>>>

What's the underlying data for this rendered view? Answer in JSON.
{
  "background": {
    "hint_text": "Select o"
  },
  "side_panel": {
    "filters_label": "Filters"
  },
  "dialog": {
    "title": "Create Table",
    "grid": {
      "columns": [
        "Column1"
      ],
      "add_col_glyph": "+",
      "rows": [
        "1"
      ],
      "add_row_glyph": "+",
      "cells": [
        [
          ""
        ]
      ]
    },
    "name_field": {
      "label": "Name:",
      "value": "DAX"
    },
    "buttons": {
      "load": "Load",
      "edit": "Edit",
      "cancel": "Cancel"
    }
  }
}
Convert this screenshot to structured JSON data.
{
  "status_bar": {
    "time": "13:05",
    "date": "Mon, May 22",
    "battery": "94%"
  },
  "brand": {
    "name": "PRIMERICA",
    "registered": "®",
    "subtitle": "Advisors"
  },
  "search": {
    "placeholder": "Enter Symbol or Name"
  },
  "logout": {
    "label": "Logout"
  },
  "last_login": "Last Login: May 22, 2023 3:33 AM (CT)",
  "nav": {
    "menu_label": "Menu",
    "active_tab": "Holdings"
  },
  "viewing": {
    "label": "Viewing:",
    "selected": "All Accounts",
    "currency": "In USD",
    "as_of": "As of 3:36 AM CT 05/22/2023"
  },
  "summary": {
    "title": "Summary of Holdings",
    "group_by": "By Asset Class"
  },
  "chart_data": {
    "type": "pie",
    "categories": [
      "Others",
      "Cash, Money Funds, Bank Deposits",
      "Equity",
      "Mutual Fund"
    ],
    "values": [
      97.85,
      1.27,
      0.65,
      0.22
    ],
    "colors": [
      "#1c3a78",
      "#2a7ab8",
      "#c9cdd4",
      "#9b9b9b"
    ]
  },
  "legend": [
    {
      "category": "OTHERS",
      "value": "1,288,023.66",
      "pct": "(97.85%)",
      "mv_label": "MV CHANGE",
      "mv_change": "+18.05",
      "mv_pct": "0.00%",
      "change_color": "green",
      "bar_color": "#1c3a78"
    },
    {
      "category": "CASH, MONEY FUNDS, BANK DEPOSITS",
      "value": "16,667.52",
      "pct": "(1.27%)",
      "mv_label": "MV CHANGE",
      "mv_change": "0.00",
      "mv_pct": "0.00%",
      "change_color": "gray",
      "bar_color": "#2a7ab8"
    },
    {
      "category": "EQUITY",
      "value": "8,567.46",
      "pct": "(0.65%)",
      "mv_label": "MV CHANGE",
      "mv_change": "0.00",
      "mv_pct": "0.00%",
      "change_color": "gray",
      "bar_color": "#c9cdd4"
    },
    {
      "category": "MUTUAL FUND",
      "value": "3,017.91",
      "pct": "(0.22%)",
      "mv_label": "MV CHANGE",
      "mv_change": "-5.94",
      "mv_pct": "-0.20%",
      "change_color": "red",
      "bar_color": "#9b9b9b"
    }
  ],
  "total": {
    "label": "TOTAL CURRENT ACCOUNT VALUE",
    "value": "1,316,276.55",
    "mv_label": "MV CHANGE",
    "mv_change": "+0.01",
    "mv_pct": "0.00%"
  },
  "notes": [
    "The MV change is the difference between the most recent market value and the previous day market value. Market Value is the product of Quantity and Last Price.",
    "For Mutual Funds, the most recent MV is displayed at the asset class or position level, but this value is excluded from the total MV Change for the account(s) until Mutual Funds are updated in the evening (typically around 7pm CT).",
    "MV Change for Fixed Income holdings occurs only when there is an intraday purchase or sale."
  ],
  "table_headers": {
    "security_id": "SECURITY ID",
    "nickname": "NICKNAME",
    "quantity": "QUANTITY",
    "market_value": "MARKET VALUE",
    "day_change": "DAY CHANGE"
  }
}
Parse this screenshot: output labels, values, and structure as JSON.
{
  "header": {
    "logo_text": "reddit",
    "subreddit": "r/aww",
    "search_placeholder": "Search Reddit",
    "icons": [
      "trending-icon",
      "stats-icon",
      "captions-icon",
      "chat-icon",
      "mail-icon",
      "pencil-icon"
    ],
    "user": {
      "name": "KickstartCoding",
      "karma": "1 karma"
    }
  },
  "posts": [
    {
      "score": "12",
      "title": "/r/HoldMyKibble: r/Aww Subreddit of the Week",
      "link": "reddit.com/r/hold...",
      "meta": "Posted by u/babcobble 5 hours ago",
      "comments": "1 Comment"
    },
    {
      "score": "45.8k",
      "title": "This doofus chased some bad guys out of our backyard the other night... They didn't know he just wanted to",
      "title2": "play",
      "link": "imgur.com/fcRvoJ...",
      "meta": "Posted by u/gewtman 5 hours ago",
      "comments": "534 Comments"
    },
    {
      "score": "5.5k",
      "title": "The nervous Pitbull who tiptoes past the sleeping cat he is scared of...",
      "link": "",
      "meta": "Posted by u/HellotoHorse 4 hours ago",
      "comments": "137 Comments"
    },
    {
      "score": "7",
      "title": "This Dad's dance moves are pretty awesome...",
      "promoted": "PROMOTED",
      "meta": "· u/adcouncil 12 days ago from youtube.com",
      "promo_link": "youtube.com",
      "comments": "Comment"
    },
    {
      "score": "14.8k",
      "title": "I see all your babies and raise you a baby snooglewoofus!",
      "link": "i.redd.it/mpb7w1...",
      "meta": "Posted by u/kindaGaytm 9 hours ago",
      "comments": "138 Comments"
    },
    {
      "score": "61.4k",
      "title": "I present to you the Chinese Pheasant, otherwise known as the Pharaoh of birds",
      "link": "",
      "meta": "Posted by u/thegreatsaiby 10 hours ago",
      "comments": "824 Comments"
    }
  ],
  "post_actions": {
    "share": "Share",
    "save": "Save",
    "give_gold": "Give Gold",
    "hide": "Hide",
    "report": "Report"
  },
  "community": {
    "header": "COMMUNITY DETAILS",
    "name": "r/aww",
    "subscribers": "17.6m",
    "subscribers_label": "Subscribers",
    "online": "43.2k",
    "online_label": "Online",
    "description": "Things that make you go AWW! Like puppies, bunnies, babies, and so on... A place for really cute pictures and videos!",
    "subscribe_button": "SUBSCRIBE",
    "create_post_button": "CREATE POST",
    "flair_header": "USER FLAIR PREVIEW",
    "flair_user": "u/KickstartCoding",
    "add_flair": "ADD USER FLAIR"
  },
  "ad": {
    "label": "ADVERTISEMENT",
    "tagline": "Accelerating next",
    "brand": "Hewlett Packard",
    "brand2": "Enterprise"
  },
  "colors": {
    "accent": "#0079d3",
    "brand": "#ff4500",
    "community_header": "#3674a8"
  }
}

<<<

## [Work required]
Nothing may be left out: return each entry exactly as it reads.

## [Correct output]
What's the underlying data for this rendered view? Answer in JSON.
{
  "background": {
    "hint_text": "Select o"
  },
  "side_panel": {
    "filters_label": "Filters"
  },
  "dialog": {
    "title": "Create Table",
    "grid": {
      "columns": [
        "Column1"
      ],
      "add_col_glyph": "+",
      "rows": [
        "1"
      ],
      "add_row_glyph": "+",
      "cells": [
        [
          ""
        ]
      ]
    },
    "name_field": {
      "label": "Name:",
      "value": "DAX"
    },
    "buttons": {
      "load": "Load",
      "edit": "Edit",
      "cancel": "Cancel"
    }
  }
}
Convert this screenshot to structured JSON data.
{
  "status_bar": {
    "time": "13:05",
    "date": "Mon, May 22",
    "battery": "94%"
  },
  "brand": {
    "name": "PRIMERICA",
    "registered": "®",
    "subtitle": "Advisors"
  },
  "search": {
    "placeholder": "Enter Symbol or Name"
  },
  "logout": {
    "label": "Logout"
  },
  "last_login": "Last Login: May 22, 2023 3:33 AM (CT)",
  "nav": {
    "menu_label": "Menu",
    "active_tab": "Holdings"
  },
  "viewing": {
    "label": "Viewing:",
    "selected": "All Accounts",
    "currency": "In USD",
    "as_of": "As of 3:36 AM CT 05/22/2023"
  },
  "summary": {
    "title": "Summary of Holdings",
    "group_by": "By Asset Class"
  },
  "chart_data": {
    "type": "pie",
    "categories": [
      "Others",
      "Cash, Money Funds, Bank Deposits",
      "Equity",
      "Mutual Fund"
    ],
    "values": [
      97.85,
      1.27,
      0.65,
      0.22
    ],
    "colors": [
      "#1c3a78",
      "#2a7ab8",
      "#c9cdd4",
      "#9b9b9b"
    ]
  },
  "legend": [
    {
      "category": "OTHERS",
      "value": "1,288,023.66",
      "pct": "(97.85%)",
      "mv_label": "MV CHANGE",
      "mv_change": "+18.05",
      "mv_pct": "0.00%",
      "change_color": "green",
      "bar_color": "#1c3a78"
    },
    {
      "category": "CASH, MONEY FUNDS, BANK DEPOSITS",
      "value": "16,667.52",
      "pct": "(1.27%)",
      "mv_label": "MV CHANGE",
      "mv_change": "0.00",
      "mv_pct": "0.00%",
      "change_color": "gray",
      "bar_color": "#2a7ab8"
    },
    {
      "category": "EQUITY",
      "value": "8,567.46",
      "pct": "(0.65%)",
      "mv_label": "MV CHANGE",
      "mv_change": "0.00",
      "mv_pct": "0.00%",
      "change_color": "gray",
      "bar_color": "#c9cdd4"
    },
    {
      "category": "MUTUAL FUND",
      "value": "3,017.91",
      "pct": "(0.22%)",
      "mv_label": "MV CHANGE",
      "mv_change": "-5.94",
      "mv_pct": "-0.20%",
      "change_color": "red",
      "bar_color": "#9b9b9b"
    }
  ],
  "total": {
    "label": "TOTAL CURRENT ACCOUNT VALUE",
    "value": "1,316,276.55",
    "mv_label": "MV CHANGE",
    "mv_change": "+0.01",
    "mv_pct": "0.00%"
  },
  "notes": [
    "The MV change is the difference between the most recent market value and the previous day market value. Market Value is the product of Quantity and Last Price.",
    "For Mutual Funds, the most recent MV is displayed at the asset class or position level, but this value is excluded from the total MV Change for the account(s) until Mutual Funds are updated in the evening (typically around 7pm CT).",
    "MV Change for Fixed Income holdings occurs only when there is an intraday purchase or sale."
  ],
  "table_headers": {
    "security_id": "SECURITY ID",
    "nickname": "NICKNAME",
    "quantity": "QUANTITY",
    "market_value": "MARKET VALUE",
    "day_change": "DAY CHANGE"
  }
}
Parse this screenshot: output labels, values, and structure as JSON.
{
  "header": {
    "logo_text": "reddit",
    "subreddit": "r/aww",
    "search_placeholder": "Search Reddit",
    "icons": [
      "trending-icon",
      "stats-icon",
      "captions-icon",
      "chat-icon",
      "mail-icon",
      "pencil-icon"
    ],
    "user": {
      "name": "KickstartCoding",
      "karma": "1 karma"
    }
  },
  "posts": [
    {
      "score": "12",
      "title": "/r/HoldMyKibble: r/Aww Subreddit of the Week",
      "link": "reddit.com/r/hold...",
      "meta": "Posted by u/babcobble 5 hours ago",
      "comments": "1 Comment"
    },
    {
      "score": "45.8k",
      "title": "This doofus chased some bad guys out of our backyard the other night... They didn't know he just wanted to",
      "title2": "play",
      "link": "imgur.com/fcRvoJ...",
      "meta": "Posted by u/gewtman 5 hours ago",
      "comments": "534 Comments"
    },
    {
      "score": "5.5k",
      "title": "The nervous Pitbull who tiptoes past the sleeping cat he is scared of...",
      "link": "",
      "meta": "Posted by u/HellotoHorse 4 hours ago",
      "comments": "137 Comments"
    },
    {
      "score": "7",
      "title": "This Dad's dance moves are pretty awesome...",
      "promoted": "PROMOTED",
      "meta": "· u/adcouncil 12 days ago from youtube.com",
      "promo_link": "youtube.com",
      "comments": "Comment"
    },
    {
      "score": "14.8k",
      "title": "I see all your babies and raise you a baby snooglewoofus!",
      "link": "i.redd.it/mpb7w1...",
      "meta": "Posted by u/kindaGaytm 9 hours ago",
      "comments": "138 Comments"
    },
    {
      "score": "61.4k",
      "title": "I present to you the Chinese Pheasant, otherwise known as the Pharaoh of birds",
      "link": "",
      "meta": "Posted by u/thegreatsaiby 10 hours ago",
      "comments": "824 Comments"
    }
  ],
  "post_actions": {
    "share": "Share",
    "save": "Save",
    "give_gold": "Give Gold",
    "hide": "Hide",
    "report": "Report"
  },
  "community": {
    "header": "COMMUNITY DETAILS",
    "name": "r/aww",
    "subscribers": "17.6m",
    "subscribers_label": "Subscribers",
    "online": "43.2k",
    "online_label": "Online",
    "description": "Things that make you go AWW! Like puppies, bunnies, babies, and so on... A place for really cute pictures and videos!",
    "subscribe_button": "SUBSCRIBE",
    "create_post_button": "CREATE POST",
    "flair_header": "USER FLAIR PREVIEW",
    "flair_user": "u/KickstartCoding",
    "add_flair": "ADD USER FLAIR"
  },
  "ad": {
    "label": "ADVERTISEMENT",
    "tagline": "Accelerating next",
    "brand": "Hewlett Packard",
    "brand2": "Enterprise"
  },
  "colors": {
    "accent": "#0079d3",
    "brand": "#ff4500",
    "community_header": "#3674a8"
  }
}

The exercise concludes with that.